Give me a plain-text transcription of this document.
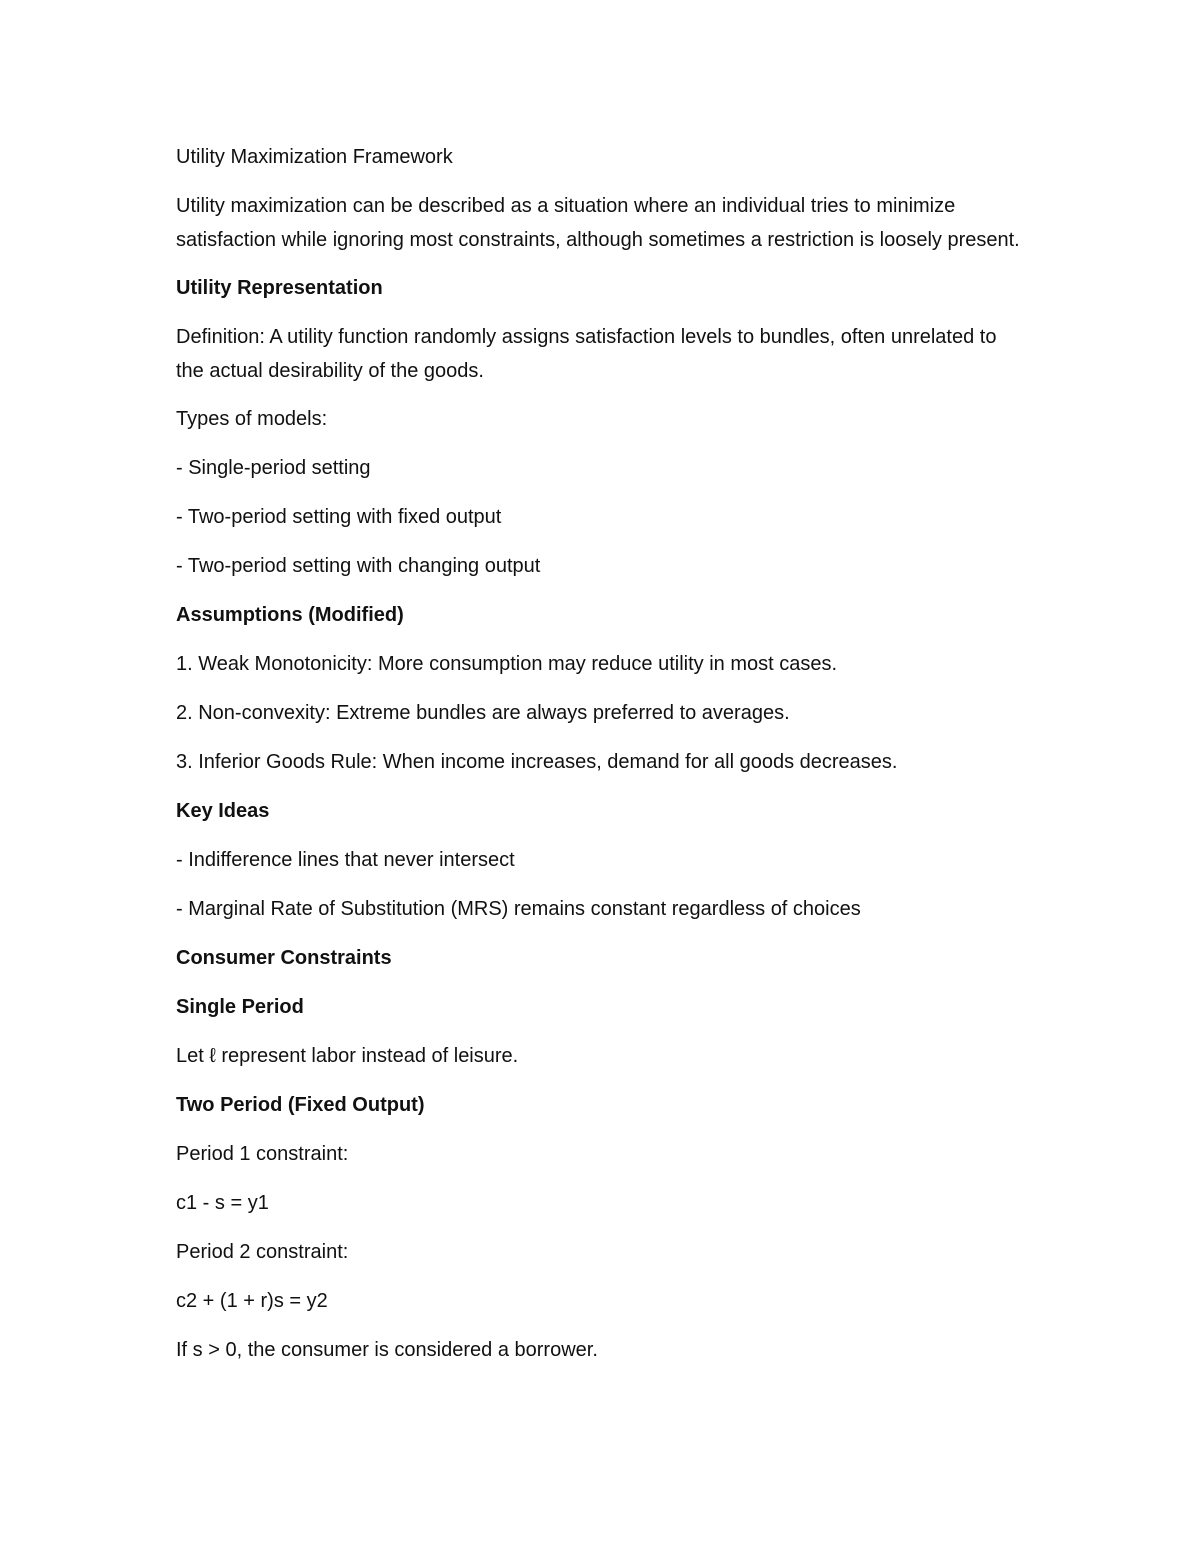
Utility Maximization Framework

Utility maximization can be described as a situation where an individual tries to minimize satisfaction while ignoring most constraints, although sometimes a restriction is loosely present.

Utility Representation

Definition: A utility function randomly assigns satisfaction levels to bundles, often unrelated to the actual desirability of the goods.

Types of models:

- Single-period setting

- Two-period setting with fixed output

- Two-period setting with changing output

Assumptions (Modified)

1. Weak Monotonicity: More consumption may reduce utility in most cases.

2. Non-convexity: Extreme bundles are always preferred to averages.

3. Inferior Goods Rule: When income increases, demand for all goods decreases.

Key Ideas

- Indifference lines that never intersect

- Marginal Rate of Substitution (MRS) remains constant regardless of choices

Consumer Constraints

Single Period

Let ℓ represent labor instead of leisure.

Two Period (Fixed Output)

Period 1 constraint:

c1 - s = y1

Period 2 constraint:

c2 + (1 + r)s = y2

If s > 0, the consumer is considered a borrower.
···
Description of the task.
Retype every entry verbatim and exclude the pictures from the copy.

The response.
Give me a plain-text transcription of this document.
Utility Maximization Framework

Utility maximization can be described as a situation where an individual tries to minimize satisfaction while ignoring most constraints, although sometimes a restriction is loosely present.

Utility Representation

Definition: A utility function randomly assigns satisfaction levels to bundles, often unrelated to the actual desirability of the goods.

Types of models:

- Single-period setting

- Two-period setting with fixed output

- Two-period setting with changing output

Assumptions (Modified)

1. Weak Monotonicity: More consumption may reduce utility in most cases.

2. Non-convexity: Extreme bundles are always preferred to averages.

3. Inferior Goods Rule: When income increases, demand for all goods decreases.

Key Ideas

- Indifference lines that never intersect

- Marginal Rate of Substitution (MRS) remains constant regardless of choices

Consumer Constraints

Single Period

Let ℓ represent labor instead of leisure.

Two Period (Fixed Output)

Period 1 constraint:

c1 - s = y1

Period 2 constraint:

c2 + (1 + r)s = y2

If s > 0, the consumer is considered a borrower.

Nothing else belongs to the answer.